It’s time to get ready for the 12th annual Seattle Design Festival, which will be held August 20-26 at locations across the city. This year’s theme is connection and it will be explored through a variety of interactive exhibits, events, and workshops intended to “unleash the design thinker in everyone.” As always, much of the festival will lean heavily into using design to make cities, especially Seattle, better places to live, so there will be a lot for readers of The Urbanist to appreciate and engage in.
“Connection is a shared experience that can be amplified through design. When done thoughtfully, design invites everyone in,” said Annalee Shum, Senior Programs Manager at AIA Seattle in a press release. “We see every year at the Seattle Design Festival that when people connect to new ideas and each other, it fuels their inspiration be part of designing more equitable, resilient, and thriving communities.”
Per tradition, the festival will kick off with the Block Party, August 20-21, 10am-7pm, located at Lake Union Park next to the Museum of History and Industry (MOHAI). Visitors to the Block Party can expect to see many different installations and pop up exhibits created by design teams ranging from architectural firms to nonprofit youth organizations like Coyote Central. Be sure to check out the full list of offerings online in advance.
The Collaborative Design Swarm, hosted by ecoTHRIVE Housing, is one installation that should not be missed. Last year The Urbanist wrote about ecoTHRIVE Housing’s innovative model for creating affordable housing in Burien. The plan has continued to advance forward and this year organizers are looking to the public for inspiration on how to design for resilience in their community.

Boxed element entries:
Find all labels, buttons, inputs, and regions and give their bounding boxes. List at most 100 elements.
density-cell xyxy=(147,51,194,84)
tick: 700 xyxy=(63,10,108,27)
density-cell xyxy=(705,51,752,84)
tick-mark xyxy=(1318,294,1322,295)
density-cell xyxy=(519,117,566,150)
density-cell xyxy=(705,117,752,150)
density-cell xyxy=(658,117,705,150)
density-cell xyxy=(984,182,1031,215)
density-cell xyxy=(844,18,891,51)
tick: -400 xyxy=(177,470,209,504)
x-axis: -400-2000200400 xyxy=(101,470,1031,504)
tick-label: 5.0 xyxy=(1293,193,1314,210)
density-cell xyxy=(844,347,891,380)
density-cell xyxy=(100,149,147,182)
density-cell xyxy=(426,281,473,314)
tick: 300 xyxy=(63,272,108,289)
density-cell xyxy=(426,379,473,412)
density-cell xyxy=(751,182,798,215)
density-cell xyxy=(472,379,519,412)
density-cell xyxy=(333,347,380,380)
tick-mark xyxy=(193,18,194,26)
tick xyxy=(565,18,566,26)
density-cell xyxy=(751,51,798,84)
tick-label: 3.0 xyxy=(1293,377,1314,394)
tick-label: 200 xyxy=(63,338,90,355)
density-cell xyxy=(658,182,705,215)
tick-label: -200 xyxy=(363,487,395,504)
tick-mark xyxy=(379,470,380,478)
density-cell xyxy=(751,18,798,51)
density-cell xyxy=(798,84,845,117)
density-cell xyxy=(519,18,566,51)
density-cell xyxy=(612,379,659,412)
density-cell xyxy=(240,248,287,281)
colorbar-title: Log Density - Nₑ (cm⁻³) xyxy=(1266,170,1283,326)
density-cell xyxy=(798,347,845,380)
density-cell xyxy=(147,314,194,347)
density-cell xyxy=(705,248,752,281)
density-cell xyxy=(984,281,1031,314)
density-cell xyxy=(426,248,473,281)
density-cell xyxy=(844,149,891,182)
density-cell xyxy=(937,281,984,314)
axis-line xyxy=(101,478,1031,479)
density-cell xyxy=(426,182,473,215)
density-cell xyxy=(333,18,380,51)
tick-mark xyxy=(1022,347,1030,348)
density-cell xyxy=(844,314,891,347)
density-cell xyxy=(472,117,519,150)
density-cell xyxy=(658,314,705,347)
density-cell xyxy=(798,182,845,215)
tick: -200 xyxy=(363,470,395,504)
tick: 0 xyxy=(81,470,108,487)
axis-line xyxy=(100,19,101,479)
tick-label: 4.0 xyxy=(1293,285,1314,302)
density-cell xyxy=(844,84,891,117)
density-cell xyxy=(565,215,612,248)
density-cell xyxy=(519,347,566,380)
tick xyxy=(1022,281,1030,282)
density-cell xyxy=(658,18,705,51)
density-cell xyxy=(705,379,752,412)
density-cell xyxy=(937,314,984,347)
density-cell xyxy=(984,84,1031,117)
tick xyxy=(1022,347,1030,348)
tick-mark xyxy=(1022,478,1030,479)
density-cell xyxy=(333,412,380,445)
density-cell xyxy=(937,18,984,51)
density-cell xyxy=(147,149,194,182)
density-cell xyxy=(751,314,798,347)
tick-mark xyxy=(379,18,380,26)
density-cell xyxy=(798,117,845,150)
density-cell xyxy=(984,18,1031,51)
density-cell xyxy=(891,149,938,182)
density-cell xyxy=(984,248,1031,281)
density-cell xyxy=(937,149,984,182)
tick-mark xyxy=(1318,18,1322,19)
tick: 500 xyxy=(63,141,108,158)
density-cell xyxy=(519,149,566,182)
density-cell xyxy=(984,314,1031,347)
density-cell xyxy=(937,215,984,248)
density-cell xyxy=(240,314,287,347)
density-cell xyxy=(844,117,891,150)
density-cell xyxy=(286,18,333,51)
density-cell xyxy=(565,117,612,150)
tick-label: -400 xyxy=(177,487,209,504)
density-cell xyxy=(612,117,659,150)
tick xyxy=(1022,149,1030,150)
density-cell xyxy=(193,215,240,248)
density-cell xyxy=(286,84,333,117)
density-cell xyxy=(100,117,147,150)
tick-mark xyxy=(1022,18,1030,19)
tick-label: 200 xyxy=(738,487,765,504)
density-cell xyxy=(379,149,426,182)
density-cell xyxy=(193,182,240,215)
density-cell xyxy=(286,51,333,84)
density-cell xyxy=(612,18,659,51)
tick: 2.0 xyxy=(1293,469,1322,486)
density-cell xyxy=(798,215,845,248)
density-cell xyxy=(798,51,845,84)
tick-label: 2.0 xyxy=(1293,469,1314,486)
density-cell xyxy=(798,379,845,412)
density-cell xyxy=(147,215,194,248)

**WRITTEN TASKS:**
(a) List every organization named in the Seattle Design Festival article above.
(b) Answer these questions using the Seattle Design Festival article:
(i) What is this year's festival theme?
(ii) Where is the Block Party held?
(iii) In which city is ecoTHRIVE Housing's affordable housing model set?
(c) Write the next part of the Seattle Design Festival article, picking up after its final sentence.

**RESPONSES TO THE TASKS:**
(a)
AIA Seattle
The Urbanist
Museum of History and Industry (MOHAI)
Coyote Central
ecoTHRIVE Housing

(b)
(i) Connection
(ii) Lake Union Park, next to the Museum of History and Industry (MOHAI)
(iii) Burien

(c)
Another exhibit that should not be missed is the presentation of University of Washington Department of Architecture students’ designs for reestablishing housing diversity in Seattle. The Urbanist covered some of the designs recently in an article about the future of housing in Seattle, but visitors to the block party will be able to view the entire suite of their work. Additionally, for people who want to delve into deeper into ideas around how to use the Major Update to the Comprehensive Plan to create more diverse (and more affordable) types of housing in Seattle, there will be a panel discussion on August 25, 4pm-5pm, at the Center for Architecture and Design, 1010, Western Avenue.
Readers should also put festival’s Community Spotlight events on their radar. Occurring in Columbia City, Fremont, and Downtown during August 22, 23, and 24, at the Community Spotlight festival goers can enjoy interactive exhibits and meaningful activities — like ‘Inclusive Perspectives’ Walking and Rolling Neighborhood Tours sponsored by Code Unlimited LLC that will happen in Fremont (August 22, 5pm), Columbia City (August 24, 5pm), and Downtown (August 25, 11am).
Led by accessibility and universal design consultants, ‘Inclusive Perspectives’ tour participants will be led either one-to-one or in small groups with blindfolds and walking canes or seated in a wheelchair through the neighborhood. Guides will offer advice as the participants contend with the challenges that arise during their journey.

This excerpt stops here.